What is asked: Transcribe the whole listing below without changing a word, but leave out every image.

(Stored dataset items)
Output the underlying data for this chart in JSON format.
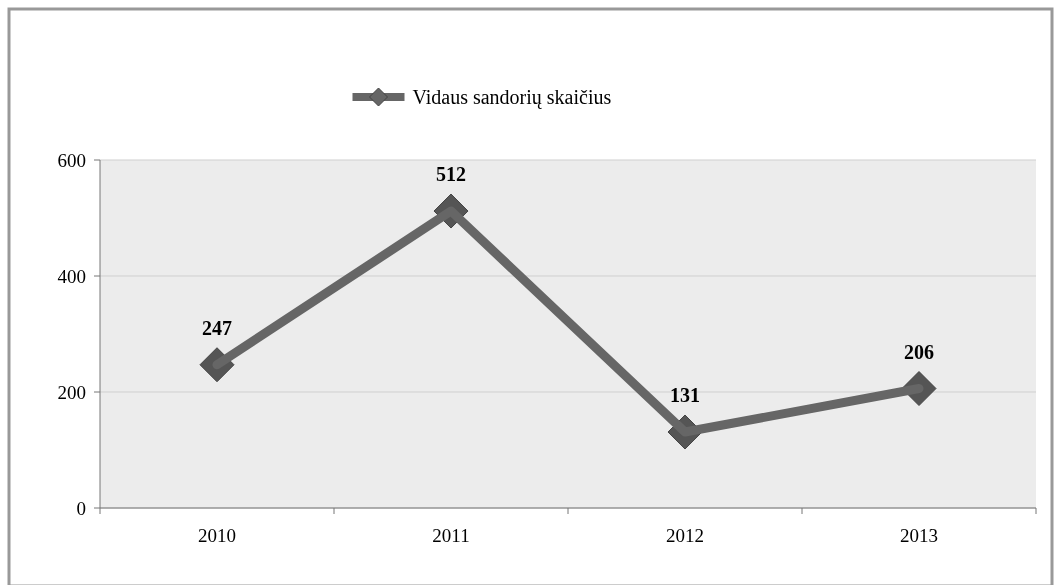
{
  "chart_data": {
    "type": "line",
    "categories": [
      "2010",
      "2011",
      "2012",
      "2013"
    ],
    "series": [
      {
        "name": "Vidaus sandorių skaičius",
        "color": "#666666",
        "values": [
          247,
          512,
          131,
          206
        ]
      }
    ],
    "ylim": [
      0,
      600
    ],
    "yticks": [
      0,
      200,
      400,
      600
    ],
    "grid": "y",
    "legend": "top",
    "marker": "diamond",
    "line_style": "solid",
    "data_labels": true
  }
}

Task output:
Output the underlying data for this chart in JSON format.
{
  "chart_data": {
    "type": "line",
    "categories": [
      "2010",
      "2011",
      "2012",
      "2013"
    ],
    "series": [
      {
        "name": "Vidaus sandorių skaičius",
        "color": "#666666",
        "values": [
          247,
          512,
          131,
          206
        ]
      }
    ],
    "ylim": [
      0,
      600
    ],
    "yticks": [
      0,
      200,
      400,
      600
    ],
    "grid": "y",
    "legend": "top",
    "marker": "diamond",
    "line_style": "solid",
    "data_labels": true
  }
}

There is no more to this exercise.